------ DATA EXCERPTS ------
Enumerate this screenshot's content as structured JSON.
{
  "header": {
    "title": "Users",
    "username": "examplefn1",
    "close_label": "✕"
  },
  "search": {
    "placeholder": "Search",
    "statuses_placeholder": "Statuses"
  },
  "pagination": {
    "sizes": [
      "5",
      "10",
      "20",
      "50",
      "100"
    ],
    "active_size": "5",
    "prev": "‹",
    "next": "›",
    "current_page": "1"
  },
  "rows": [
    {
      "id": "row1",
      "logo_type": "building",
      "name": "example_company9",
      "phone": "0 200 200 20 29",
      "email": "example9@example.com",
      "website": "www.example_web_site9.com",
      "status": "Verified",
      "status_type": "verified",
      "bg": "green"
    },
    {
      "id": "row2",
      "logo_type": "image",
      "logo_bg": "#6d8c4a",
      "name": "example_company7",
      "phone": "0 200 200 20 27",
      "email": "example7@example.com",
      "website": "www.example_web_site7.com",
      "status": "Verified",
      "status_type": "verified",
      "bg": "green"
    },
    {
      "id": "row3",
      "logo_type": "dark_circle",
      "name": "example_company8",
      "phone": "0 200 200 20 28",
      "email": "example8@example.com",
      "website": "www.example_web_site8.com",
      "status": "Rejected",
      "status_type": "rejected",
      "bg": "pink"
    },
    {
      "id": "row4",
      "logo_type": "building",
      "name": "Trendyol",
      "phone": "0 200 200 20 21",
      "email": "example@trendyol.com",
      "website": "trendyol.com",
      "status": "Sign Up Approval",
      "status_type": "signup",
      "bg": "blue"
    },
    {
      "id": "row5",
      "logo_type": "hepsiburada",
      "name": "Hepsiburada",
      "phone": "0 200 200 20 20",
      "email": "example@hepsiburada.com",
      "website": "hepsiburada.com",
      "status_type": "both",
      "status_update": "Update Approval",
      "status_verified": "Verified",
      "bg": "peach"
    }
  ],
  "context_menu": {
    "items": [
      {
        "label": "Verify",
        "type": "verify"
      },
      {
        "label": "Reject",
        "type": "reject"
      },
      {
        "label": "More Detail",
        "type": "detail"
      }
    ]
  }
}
------
REQUEST - Tally every line of the listing that holds the string "website", then give the number by itself.

EXERCISE RESPONSE - 5